### WHAT THE EXERCISE ASKS
Copy every line of the records below where the word "Morison" occurs.

━━━━

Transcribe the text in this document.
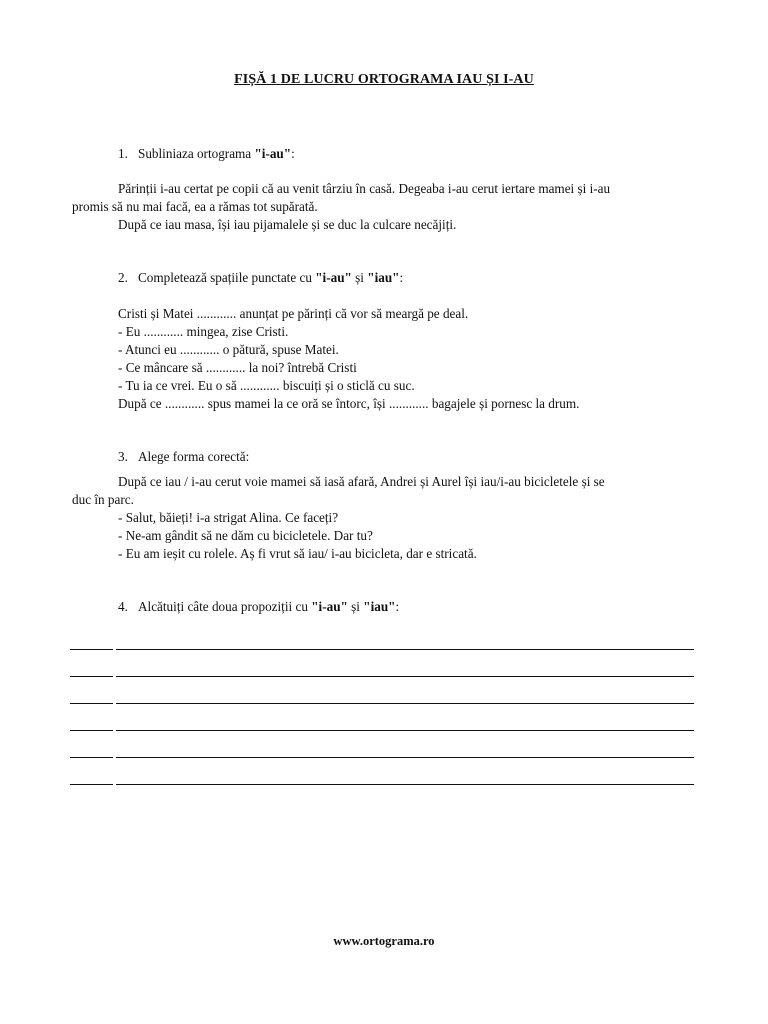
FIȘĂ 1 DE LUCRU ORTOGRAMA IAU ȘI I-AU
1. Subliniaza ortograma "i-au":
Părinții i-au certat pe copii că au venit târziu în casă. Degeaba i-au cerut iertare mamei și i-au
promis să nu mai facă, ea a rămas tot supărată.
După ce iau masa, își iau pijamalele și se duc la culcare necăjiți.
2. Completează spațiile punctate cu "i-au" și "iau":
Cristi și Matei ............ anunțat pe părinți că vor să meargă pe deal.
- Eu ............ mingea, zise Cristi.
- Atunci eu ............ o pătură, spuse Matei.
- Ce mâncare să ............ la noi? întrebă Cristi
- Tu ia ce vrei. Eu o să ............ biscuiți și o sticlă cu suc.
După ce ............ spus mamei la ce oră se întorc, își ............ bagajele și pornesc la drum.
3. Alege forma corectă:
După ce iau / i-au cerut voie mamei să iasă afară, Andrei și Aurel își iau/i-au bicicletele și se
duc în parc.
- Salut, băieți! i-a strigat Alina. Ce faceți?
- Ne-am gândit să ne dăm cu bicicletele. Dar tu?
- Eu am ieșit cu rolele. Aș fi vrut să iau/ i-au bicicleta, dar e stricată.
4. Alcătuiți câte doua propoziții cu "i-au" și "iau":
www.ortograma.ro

━━━━

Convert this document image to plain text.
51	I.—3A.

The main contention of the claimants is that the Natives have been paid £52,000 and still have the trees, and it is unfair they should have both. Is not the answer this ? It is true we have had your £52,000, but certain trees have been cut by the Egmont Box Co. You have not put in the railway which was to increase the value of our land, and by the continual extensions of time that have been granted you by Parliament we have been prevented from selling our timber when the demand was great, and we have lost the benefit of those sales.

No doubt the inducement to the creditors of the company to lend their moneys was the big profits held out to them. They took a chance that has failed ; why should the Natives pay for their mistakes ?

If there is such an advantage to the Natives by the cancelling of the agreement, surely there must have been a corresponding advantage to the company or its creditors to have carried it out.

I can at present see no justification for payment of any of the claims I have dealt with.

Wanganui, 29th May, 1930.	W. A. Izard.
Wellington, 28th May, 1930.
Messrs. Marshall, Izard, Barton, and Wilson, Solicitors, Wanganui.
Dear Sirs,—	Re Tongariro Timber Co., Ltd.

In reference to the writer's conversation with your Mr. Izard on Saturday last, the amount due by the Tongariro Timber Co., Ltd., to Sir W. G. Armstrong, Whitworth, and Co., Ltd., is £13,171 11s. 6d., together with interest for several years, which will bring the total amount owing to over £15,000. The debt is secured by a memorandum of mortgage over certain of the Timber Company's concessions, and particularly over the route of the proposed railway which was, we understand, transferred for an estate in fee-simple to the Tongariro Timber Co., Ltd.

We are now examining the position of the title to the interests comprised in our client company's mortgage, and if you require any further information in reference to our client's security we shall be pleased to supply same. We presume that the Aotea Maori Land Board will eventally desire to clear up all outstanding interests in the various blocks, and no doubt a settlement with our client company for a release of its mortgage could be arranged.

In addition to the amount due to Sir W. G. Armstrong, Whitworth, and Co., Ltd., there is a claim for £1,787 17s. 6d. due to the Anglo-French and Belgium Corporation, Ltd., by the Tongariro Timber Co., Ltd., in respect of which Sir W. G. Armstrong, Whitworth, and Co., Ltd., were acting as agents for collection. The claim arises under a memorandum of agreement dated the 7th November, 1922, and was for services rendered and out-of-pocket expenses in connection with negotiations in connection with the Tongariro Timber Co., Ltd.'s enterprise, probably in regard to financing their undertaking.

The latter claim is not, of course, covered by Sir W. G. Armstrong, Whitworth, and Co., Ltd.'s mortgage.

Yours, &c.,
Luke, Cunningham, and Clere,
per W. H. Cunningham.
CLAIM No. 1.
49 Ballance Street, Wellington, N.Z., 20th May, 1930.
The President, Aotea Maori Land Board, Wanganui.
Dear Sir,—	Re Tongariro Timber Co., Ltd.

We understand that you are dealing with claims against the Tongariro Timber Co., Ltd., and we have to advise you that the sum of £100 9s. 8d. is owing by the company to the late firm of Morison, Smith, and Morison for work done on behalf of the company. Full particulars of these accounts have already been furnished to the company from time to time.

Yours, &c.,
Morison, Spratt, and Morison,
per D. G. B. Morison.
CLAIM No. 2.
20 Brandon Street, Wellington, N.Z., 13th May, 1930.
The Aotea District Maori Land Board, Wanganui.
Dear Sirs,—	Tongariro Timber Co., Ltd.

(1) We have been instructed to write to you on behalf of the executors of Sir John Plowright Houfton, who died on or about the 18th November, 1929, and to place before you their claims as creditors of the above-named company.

━━━━

### SOLUTION FOR THIS EXERCISE
We understand that you are dealing with claims against the Tongariro Timber Co., Ltd., and we have to advise you that the sum of £100 9s. 8d. is owing by the company to the late firm of Morison, Smith, and Morison for work done on behalf of the company. Full particulars of these accounts have already been furnished to the company from time to time.
Morison, Spratt, and Morison,
per D. G. B. Morison.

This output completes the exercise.